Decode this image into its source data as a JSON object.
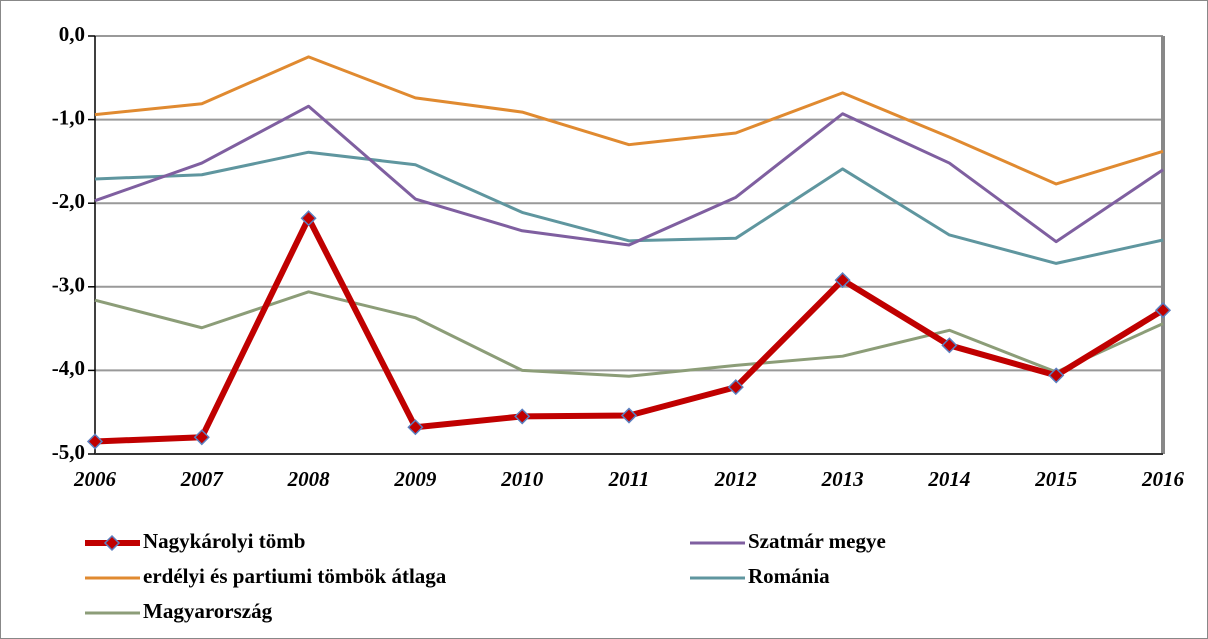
{
  "chart_data": {
    "type": "line",
    "categories": [
      "2006",
      "2007",
      "2008",
      "2009",
      "2010",
      "2011",
      "2012",
      "2013",
      "2014",
      "2015",
      "2016"
    ],
    "ylim": [
      -5,
      0
    ],
    "yticks": [
      {
        "value": 0,
        "label": "0,0"
      },
      {
        "value": -1,
        "label": "-1,0"
      },
      {
        "value": -2,
        "label": "-2,0"
      },
      {
        "value": -3,
        "label": "-3,0"
      },
      {
        "value": -4,
        "label": "-4,0"
      },
      {
        "value": -5,
        "label": "-5,0"
      }
    ],
    "grid": true,
    "series": [
      {
        "name": "Nagykárolyi tömb",
        "color": "#c00000",
        "marker": "diamond",
        "values": [
          -4.85,
          -4.8,
          -2.18,
          -4.68,
          -4.55,
          -4.54,
          -4.2,
          -2.92,
          -3.7,
          -4.06,
          -3.28
        ]
      },
      {
        "name": "Szatmár megye",
        "color": "#7f5fa0",
        "values": [
          -1.97,
          -1.52,
          -0.84,
          -1.95,
          -2.33,
          -2.5,
          -1.93,
          -0.93,
          -1.52,
          -2.46,
          -1.6
        ]
      },
      {
        "name": "erdélyi és partiumi tömbök átlaga",
        "color": "#e08a30",
        "values": [
          -0.94,
          -0.81,
          -0.25,
          -0.74,
          -0.91,
          -1.3,
          -1.16,
          -0.68,
          -1.21,
          -1.77,
          -1.38
        ]
      },
      {
        "name": "Románia",
        "color": "#5f969f",
        "values": [
          -1.71,
          -1.66,
          -1.39,
          -1.54,
          -2.11,
          -2.45,
          -2.42,
          -1.59,
          -2.38,
          -2.72,
          -2.44
        ]
      },
      {
        "name": "Magyarország",
        "color": "#8c9d78",
        "values": [
          -3.16,
          -3.49,
          -3.06,
          -3.37,
          -4.0,
          -4.07,
          -3.94,
          -3.83,
          -3.52,
          -4.02,
          -3.44
        ]
      }
    ]
  }
}
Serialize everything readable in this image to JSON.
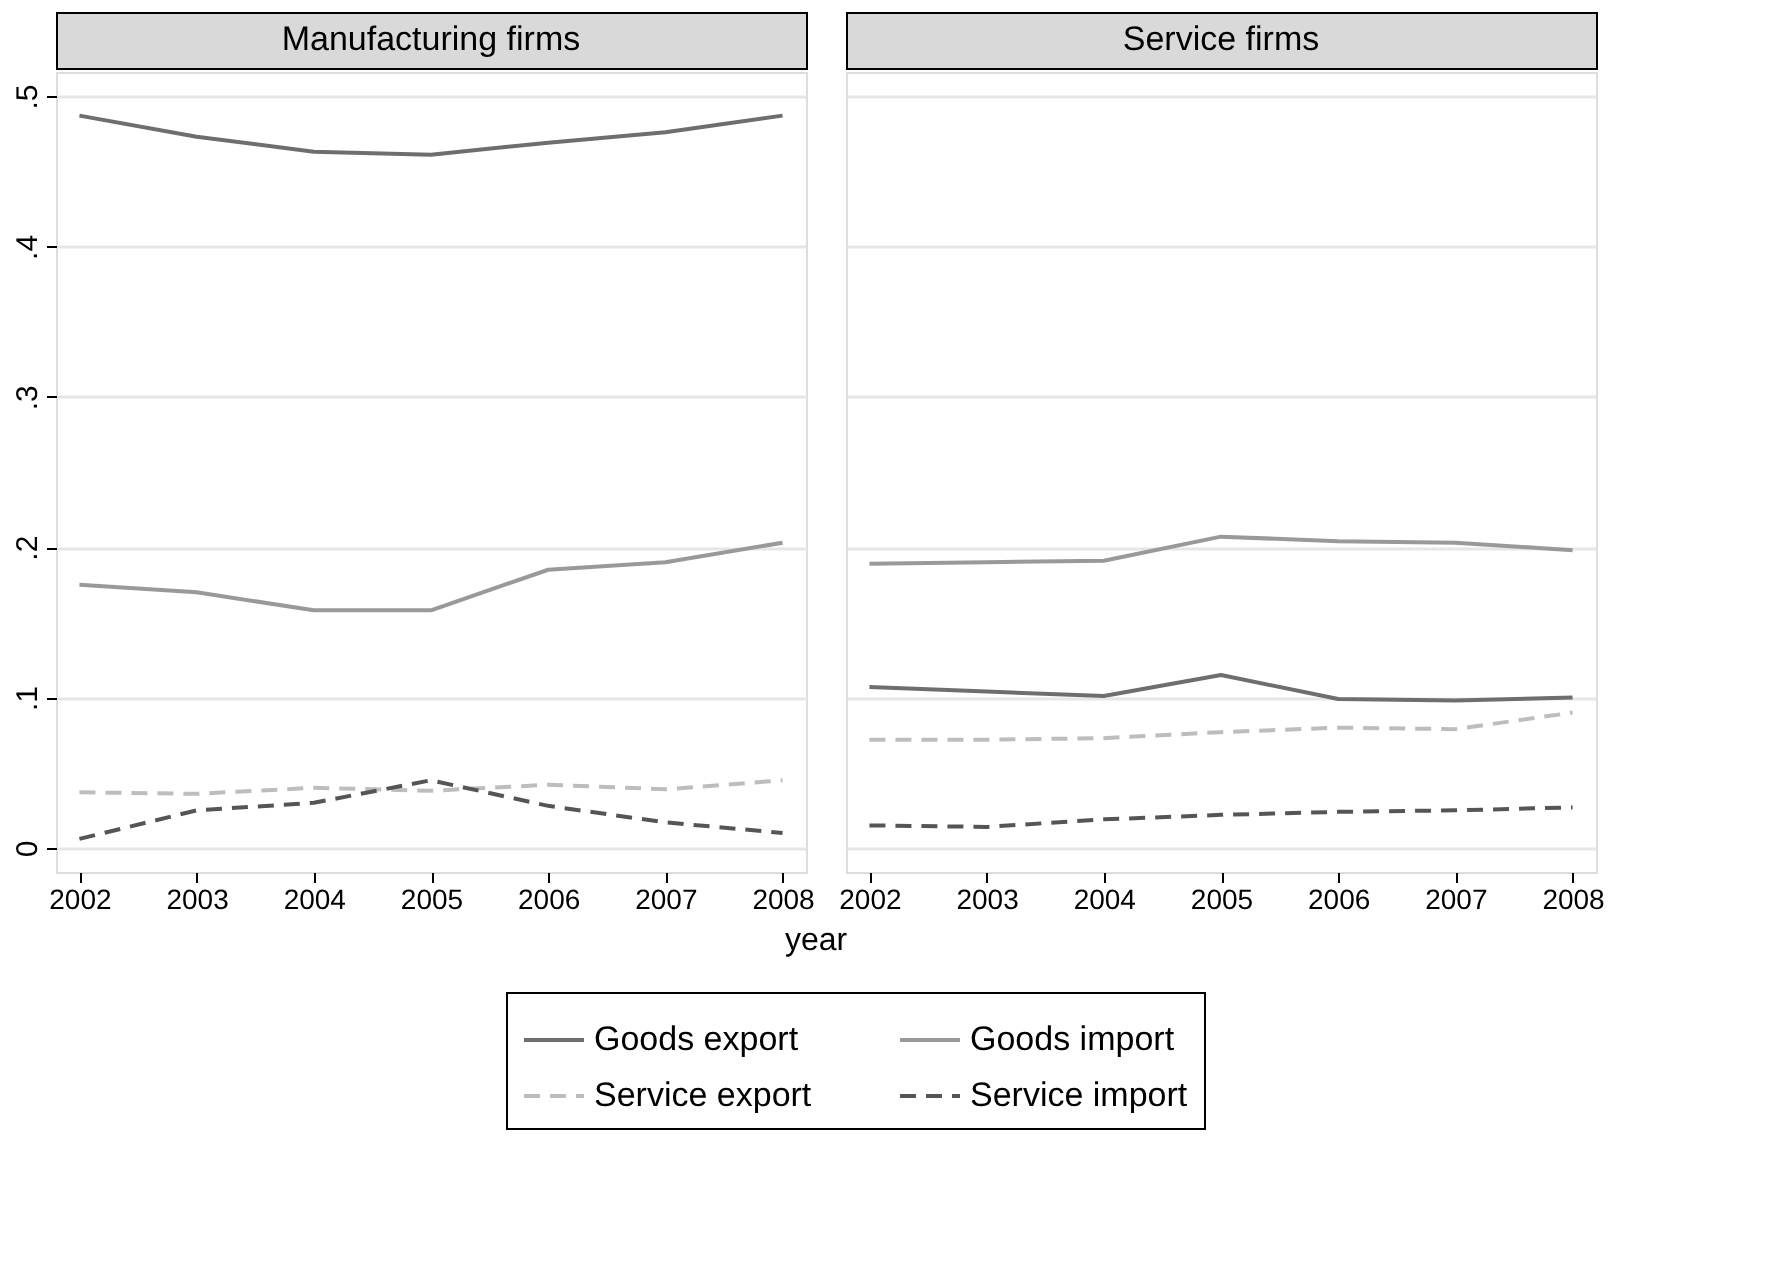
{
  "chart_data": [
    {
      "type": "line",
      "title": "Manufacturing firms",
      "xlabel": "year",
      "x": [
        2002,
        2003,
        2004,
        2005,
        2006,
        2007,
        2008
      ],
      "xlim": [
        2001.8,
        2008.2
      ],
      "xticks": [
        2002,
        2003,
        2004,
        2005,
        2006,
        2007,
        2008
      ],
      "ylim": [
        -0.016,
        0.516
      ],
      "yticks": [
        {
          "value": 0,
          "label": "0"
        },
        {
          "value": 0.1,
          "label": ".1"
        },
        {
          "value": 0.2,
          "label": ".2"
        },
        {
          "value": 0.3,
          "label": ".3"
        },
        {
          "value": 0.4,
          "label": ".4"
        },
        {
          "value": 0.5,
          "label": ".5"
        }
      ],
      "grid": "y",
      "legend": "bottom",
      "series": [
        {
          "name": "Goods export",
          "color": "#6e6e6e",
          "line_style": "solid",
          "values": [
            0.487,
            0.473,
            0.463,
            0.461,
            0.469,
            0.476,
            0.487
          ]
        },
        {
          "name": "Service export",
          "color": "#bdbdbd",
          "line_style": "dashed",
          "values": [
            0.037,
            0.036,
            0.04,
            0.038,
            0.042,
            0.039,
            0.045
          ]
        },
        {
          "name": "Goods import",
          "color": "#999999",
          "line_style": "solid",
          "values": [
            0.175,
            0.17,
            0.158,
            0.158,
            0.185,
            0.19,
            0.203
          ]
        },
        {
          "name": "Service import",
          "color": "#555555",
          "line_style": "dashed",
          "values": [
            0.006,
            0.025,
            0.03,
            0.045,
            0.028,
            0.017,
            0.01
          ]
        }
      ]
    },
    {
      "type": "line",
      "title": "Service firms",
      "x": [
        2002,
        2003,
        2004,
        2005,
        2006,
        2007,
        2008
      ],
      "xlim": [
        2001.8,
        2008.2
      ],
      "xticks": [
        2002,
        2003,
        2004,
        2005,
        2006,
        2007,
        2008
      ],
      "ylim": [
        -0.016,
        0.516
      ],
      "yticks": [
        0,
        0.1,
        0.2,
        0.3,
        0.4,
        0.5
      ],
      "tick_labels": "x",
      "grid": "y",
      "legend": "bottom",
      "series": [
        {
          "name": "Goods export",
          "color": "#6e6e6e",
          "line_style": "solid",
          "values": [
            0.107,
            0.104,
            0.101,
            0.115,
            0.099,
            0.098,
            0.1
          ]
        },
        {
          "name": "Service export",
          "color": "#bdbdbd",
          "line_style": "dashed",
          "values": [
            0.072,
            0.072,
            0.073,
            0.077,
            0.08,
            0.079,
            0.09
          ]
        },
        {
          "name": "Goods import",
          "color": "#999999",
          "line_style": "solid",
          "values": [
            0.189,
            0.19,
            0.191,
            0.207,
            0.204,
            0.203,
            0.198
          ]
        },
        {
          "name": "Service import",
          "color": "#555555",
          "line_style": "dashed",
          "values": [
            0.015,
            0.014,
            0.019,
            0.022,
            0.024,
            0.025,
            0.027
          ]
        }
      ]
    }
  ]
}
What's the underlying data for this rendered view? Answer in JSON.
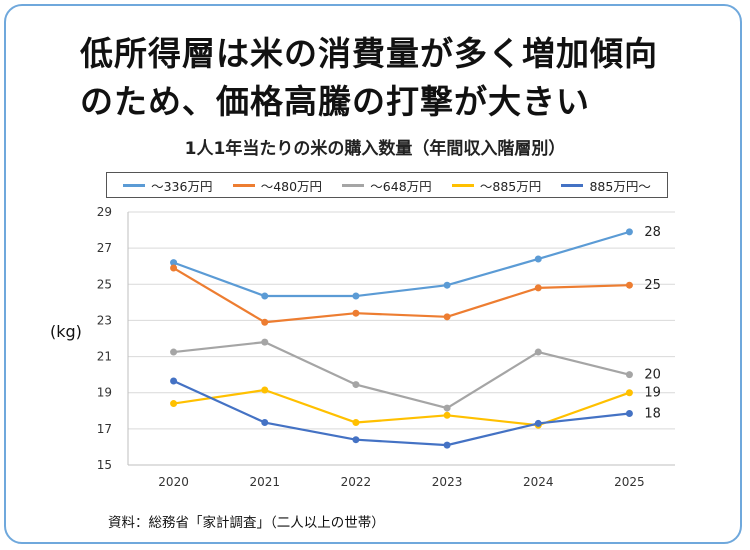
{
  "headline": {
    "line1": "低所得層は米の消費量が多く増加傾向",
    "line2": "のため、価格高騰の打撃が大きい"
  },
  "source": "資料：総務省「家計調査」（二人以上の世帯）",
  "chart_data": {
    "type": "line",
    "title": "1人1年当たりの米の購入数量（年間収入階層別）",
    "ylabel": "(kg)",
    "xlabel": "",
    "categories": [
      "2020",
      "2021",
      "2022",
      "2023",
      "2024",
      "2025"
    ],
    "ylim": [
      15,
      29
    ],
    "yticks": [
      15,
      17,
      19,
      21,
      23,
      25,
      27,
      29
    ],
    "grid": "horizontal",
    "legend_position": "top",
    "series": [
      {
        "name": "～336万円",
        "color": "#5b9bd5",
        "values": [
          26.2,
          24.35,
          24.35,
          24.95,
          26.4,
          27.9
        ],
        "end_label": "28"
      },
      {
        "name": "～480万円",
        "color": "#ed7d31",
        "values": [
          25.9,
          22.9,
          23.4,
          23.2,
          24.8,
          24.95
        ],
        "end_label": "25"
      },
      {
        "name": "～648万円",
        "color": "#a5a5a5",
        "values": [
          21.25,
          21.8,
          19.45,
          18.15,
          21.25,
          20.0
        ],
        "end_label": "20"
      },
      {
        "name": "～885万円",
        "color": "#ffc000",
        "values": [
          18.4,
          19.15,
          17.35,
          17.75,
          17.2,
          19.0
        ],
        "end_label": "19"
      },
      {
        "name": "885万円～",
        "color": "#4472c4",
        "values": [
          19.65,
          17.35,
          16.4,
          16.1,
          17.3,
          17.85
        ],
        "end_label": "18"
      }
    ]
  }
}
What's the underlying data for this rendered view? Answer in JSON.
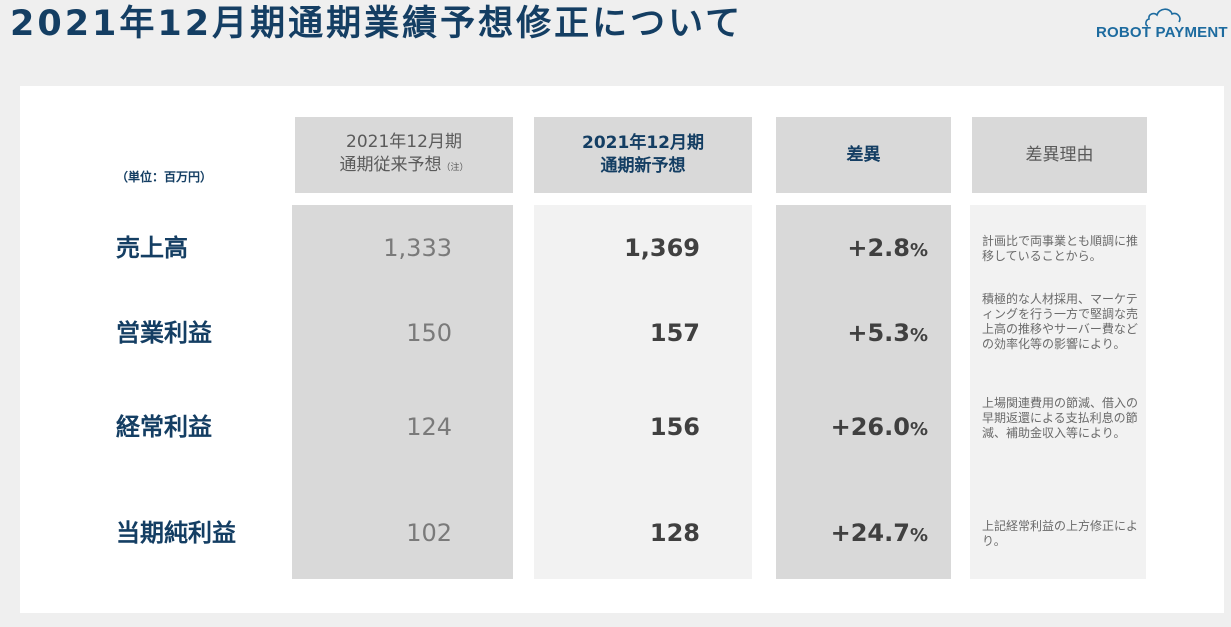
{
  "header": {
    "title": "2021年12月期通期業績予想修正について",
    "brand": "ROBOT PAYMENT"
  },
  "table": {
    "unit": "（単位：百万円）",
    "columns": {
      "prev_line1": "2021年12月期",
      "prev_line2": "通期従来予想",
      "prev_note": "（注）",
      "new_line1": "2021年12月期",
      "new_line2": "通期新予想",
      "diff": "差異",
      "reason": "差異理由"
    },
    "rows": [
      {
        "label": "売上高",
        "prev": "1,333",
        "new": "1,369",
        "diff": "+2.8",
        "pct": "%",
        "reason": "計画比で両事業とも順調に推移していることから。"
      },
      {
        "label": "営業利益",
        "prev": "150",
        "new": "157",
        "diff": "+5.3",
        "pct": "%",
        "reason": "積極的な人材採用、マーケティングを行う一方で堅調な売上高の推移やサーバー費などの効率化等の影響により。"
      },
      {
        "label": "経常利益",
        "prev": "124",
        "new": "156",
        "diff": "+26.0",
        "pct": "%",
        "reason": "上場関連費用の節減、借入の早期返還による支払利息の節減、補助金収入等により。"
      },
      {
        "label": "当期純利益",
        "prev": "102",
        "new": "128",
        "diff": "+24.7",
        "pct": "%",
        "reason": "上記経常利益の上方修正により。"
      }
    ]
  },
  "colors": {
    "title": "#143e63",
    "header_bg": "#d9d9d9",
    "prev_col_bg": "#d9d9d9",
    "new_col_bg": "#f2f2f2",
    "diff_col_bg": "#d9d9d9",
    "reason_col_bg": "#f2f2f2"
  }
}
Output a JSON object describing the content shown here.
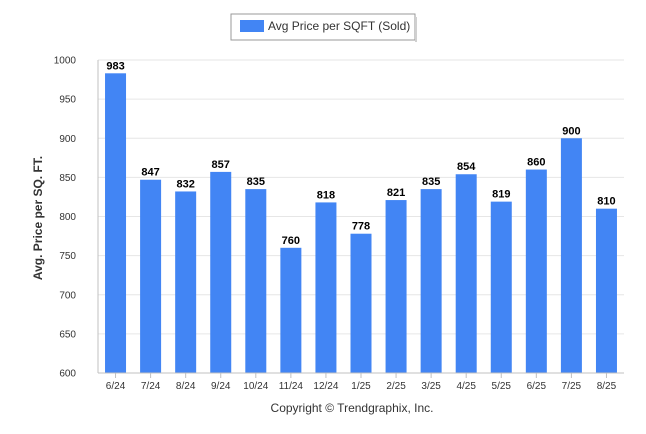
──────────
**GIVEN TASK**
Lines from the records above that hold "grid" are the ones to list.

**RIGHT ANSWER**
    "grid": true,
      "grid": "y",
      "grid": "y",
    "grid": "horizontal",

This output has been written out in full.